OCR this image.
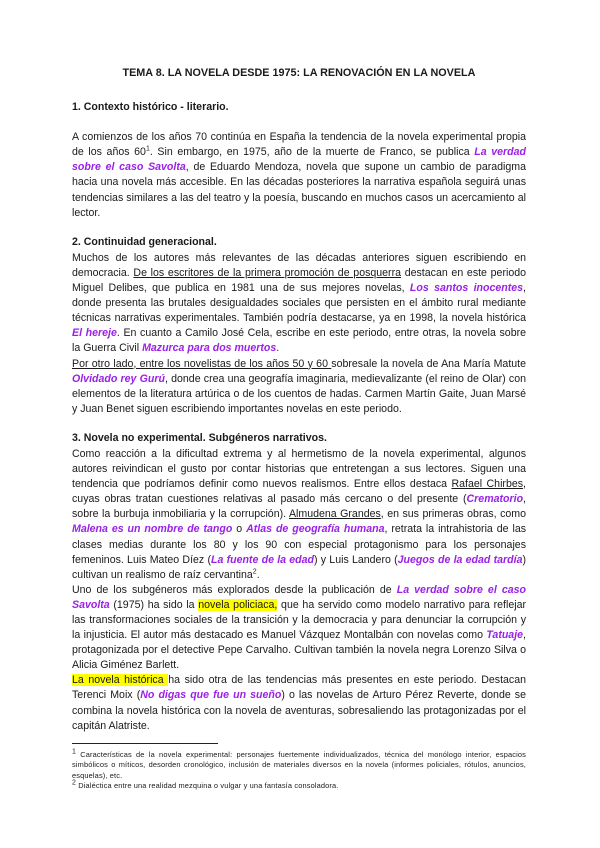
TEMA 8. LA NOVELA DESDE 1975: LA RENOVACIÓN EN LA NOVELA
1. Contexto histórico - literario.

A comienzos de los años 70 continúa en España la tendencia de la novela experimental propia de los años $60^1$. Sin embargo, en 1975, año de la muerte de Franco, se publica La verdad sobre el caso Savolta, de Eduardo Mendoza, novela que supone un cambio de paradigma hacia una novela más accesible. En las décadas posteriores la narrativa española seguirá unas tendencias similares a las del teatro y la poesía, buscando en muchos casos un acercamiento al lector.

2. Continuidad generacional.

Muchos de los autores más relevantes de las décadas anteriores siguen escribiendo en democracia. De los escritores de la primera promoción de posquerra destacan en este periodo Miguel Delibes, que publica en 1981 una de sus mejores novelas, Los santos inocentes, donde presenta las brutales desigualdades sociales que persisten en el ámbito rural mediante técnicas narrativas experimentales. También podría destacarse, ya en 1998, la novela histórica El hereje. En cuanto a Camilo José Cela, escribe en este periodo, entre otras, la novela sobre la Guerra Civil Mazurca para dos muertos.

Por otro lado, entre los novelistas de los años 50 y 60 sobresale la novela de Ana María Matute Olvidado rey Gurú, donde crea una geografía imaginaria, medievalizante (el reino de Olar) con elementos de la literatura artúrica o de los cuentos de hadas. Carmen Martín Gaite, Juan Marsé y Juan Benet siguen escribiendo importantes novelas en este periodo.

3. Novela no experimental. Subgéneros narrativos.

Como reacción a la dificultad extrema y al hermetismo de la novela experimental, algunos autores reivindican el gusto por contar historias que entretengan a sus lectores. Siguen una tendencia que podríamos definir como nuevos realismos. Entre ellos destaca Rafael Chirbes, cuyas obras tratan cuestiones relativas al pasado más cercano o del presente (Crematorio, sobre la burbuja inmobiliaria y la corrupción). Almudena Grandes, en sus primeras obras, como Malena es un nombre de tango o Atlas de geografía humana, retrata la intrahistoria de las clases medias durante los 80 y los 90 con especial protagonismo para los personajes femeninos. Luis Mateo Díez (La fuente de la edad) y Luis Landero (Juegos de la edad tardía) cultivan un realismo de raíz cervantina$^2$.

Uno de los subgéneros más explorados desde la publicación de La verdad sobre el caso Savolta (1975) ha sido la novela policiaca, que ha servido como modelo narrativo para reflejar las transformaciones sociales de la transición y la democracia y para denunciar la corrupción y la injusticia. El autor más destacado es Manuel Vázquez Montalbán con novelas como Tatuaje, protagonizada por el detective Pepe Carvalho. Cultivan también la novela negra Lorenzo Silva o Alicia Giménez Barlett.

La novela histórica ha sido otra de las tendencias más presentes en este periodo. Destacan Terenci Moix (No digas que fue un sueño) o las novelas de Arturo Pérez Reverte, donde se combina la novela histórica con la novela de aventuras, sobresaliendo las protagonizadas por el capitán Alatriste.

$^1$ Características de la novela experimental: personajes fuertemente individualizados, técnica del monólogo interior, espacios simbólicos o míticos, desorden cronológico, inclusión de materiales diversos en la novela (informes policiales, rótulos, anuncios, esquelas), etc.

$^2$ Dialéctica entre una realidad mezquina o vulgar y una fantasía consoladora.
════
Exercise requirements:
Will you set down the records word for word while leaving out every picture?

Correct answer:
OCR this image.
TEMA 8. LA NOVELA DESDE 1975: LA RENOVACIÓN EN LA NOVELA
1. Contexto histórico - literario.

A comienzos de los años 70 continúa en España la tendencia de la novela experimental propia de los años $60^1$. Sin embargo, en 1975, año de la muerte de Franco, se publica La verdad sobre el caso Savolta, de Eduardo Mendoza, novela que supone un cambio de paradigma hacia una novela más accesible. En las décadas posteriores la narrativa española seguirá unas tendencias similares a las del teatro y la poesía, buscando en muchos casos un acercamiento al lector.

2. Continuidad generacional.

Muchos de los autores más relevantes de las décadas anteriores siguen escribiendo en democracia. De los escritores de la primera promoción de posquerra destacan en este periodo Miguel Delibes, que publica en 1981 una de sus mejores novelas, Los santos inocentes, donde presenta las brutales desigualdades sociales que persisten en el ámbito rural mediante técnicas narrativas experimentales. También podría destacarse, ya en 1998, la novela histórica El hereje. En cuanto a Camilo José Cela, escribe en este periodo, entre otras, la novela sobre la Guerra Civil Mazurca para dos muertos.

Por otro lado, entre los novelistas de los años 50 y 60 sobresale la novela de Ana María Matute Olvidado rey Gurú, donde crea una geografía imaginaria, medievalizante (el reino de Olar) con elementos de la literatura artúrica o de los cuentos de hadas. Carmen Martín Gaite, Juan Marsé y Juan Benet siguen escribiendo importantes novelas en este periodo.

3. Novela no experimental. Subgéneros narrativos.

Como reacción a la dificultad extrema y al hermetismo de la novela experimental, algunos autores reivindican el gusto por contar historias que entretengan a sus lectores. Siguen una tendencia que podríamos definir como nuevos realismos. Entre ellos destaca Rafael Chirbes, cuyas obras tratan cuestiones relativas al pasado más cercano o del presente (Crematorio, sobre la burbuja inmobiliaria y la corrupción). Almudena Grandes, en sus primeras obras, como Malena es un nombre de tango o Atlas de geografía humana, retrata la intrahistoria de las clases medias durante los 80 y los 90 con especial protagonismo para los personajes femeninos. Luis Mateo Díez (La fuente de la edad) y Luis Landero (Juegos de la edad tardía) cultivan un realismo de raíz cervantina$^2$.

Uno de los subgéneros más explorados desde la publicación de La verdad sobre el caso Savolta (1975) ha sido la novela policiaca, que ha servido como modelo narrativo para reflejar las transformaciones sociales de la transición y la democracia y para denunciar la corrupción y la injusticia. El autor más destacado es Manuel Vázquez Montalbán con novelas como Tatuaje, protagonizada por el detective Pepe Carvalho. Cultivan también la novela negra Lorenzo Silva o Alicia Giménez Barlett.

La novela histórica ha sido otra de las tendencias más presentes en este periodo. Destacan Terenci Moix (No digas que fue un sueño) o las novelas de Arturo Pérez Reverte, donde se combina la novela histórica con la novela de aventuras, sobresaliendo las protagonizadas por el capitán Alatriste.

$^1$ Características de la novela experimental: personajes fuertemente individualizados, técnica del monólogo interior, espacios simbólicos o míticos, desorden cronológico, inclusión de materiales diversos en la novela (informes policiales, rótulos, anuncios, esquelas), etc.

$^2$ Dialéctica entre una realidad mezquina o vulgar y una fantasía consoladora.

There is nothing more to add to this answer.